─── DOCUMENT PASSAGE

Daisy Rock Girl Guitars is a guitar company founded in 2000 by Tish Ciravolo. The company, currently a subsidiary of KMC Music, produces electric and acoustic guitars, bass guitars and ukuleles.

History 
Tish Ciravolo credits her oldest daughter Nicole for inspiring her to create Daisy Rock Girl Guitars. When Nicole was one-and-a-half years old, she drew a picture of a daisy while coloring with her mother.  Tish was inspired to draw a guitar neck and headstock on the picture. She developed the design and took it to her husband, Michael Ciravolo, the President of Schecter Guitar Research. (Schecter had grown, under Michael’s leadership, from its original roots as a small instrument parts company in the 1970s and 1980s into a major guitar manufacturer. Early Schecter endorsees included Michael’s old friend Robert De Leo from Stone Temple Pilots, as well as artists like Prince.)

──────
─── DATASET SECTION

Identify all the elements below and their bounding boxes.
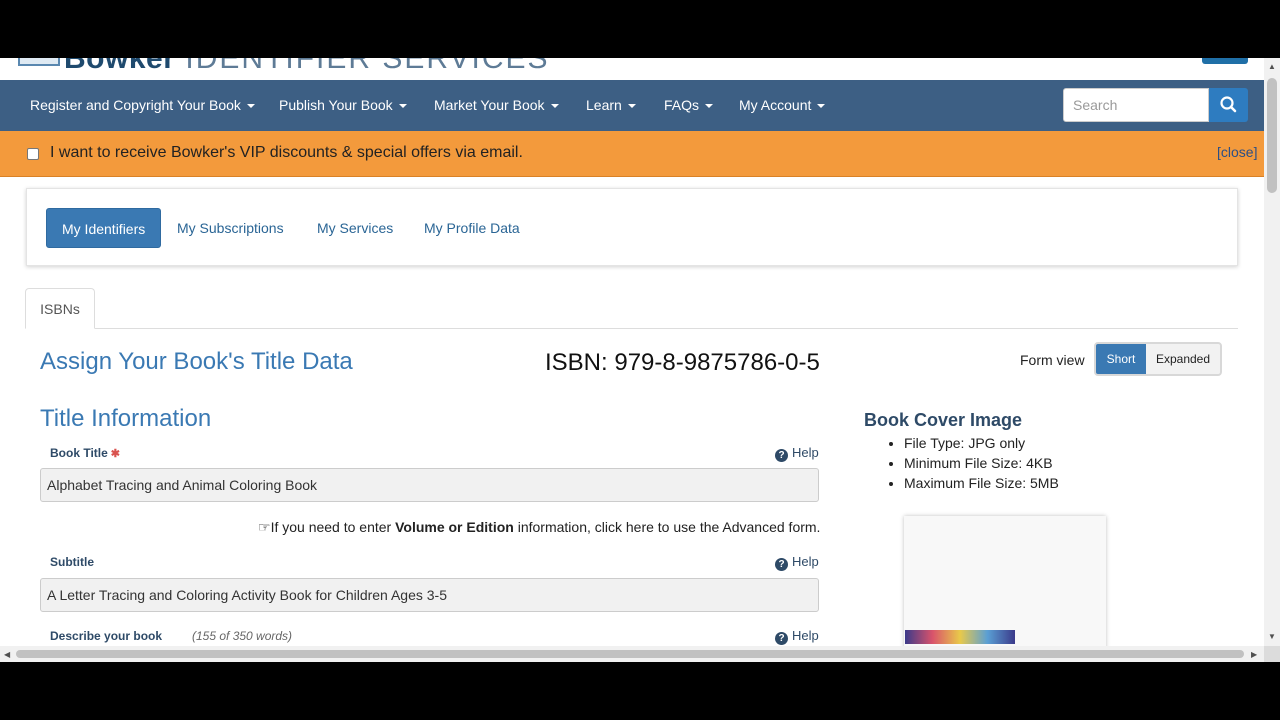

──────

Output the part of the Daisy Rock Girl Guitars passage starting at "Daisy Rock Girl Guitars is" and ending at "guitars and ukuleles.", word for word. The lines are separate material, unrelated to the passage about Daisy Rock Girl Guitars.

- [SOLUTION TO THIS PROBLEM]
Daisy Rock Girl Guitars is a guitar company founded in 2000 by Tish Ciravolo. The company, currently a subsidiary of KMC Music, produces electric and acoustic guitars, bass guitars and ukuleles.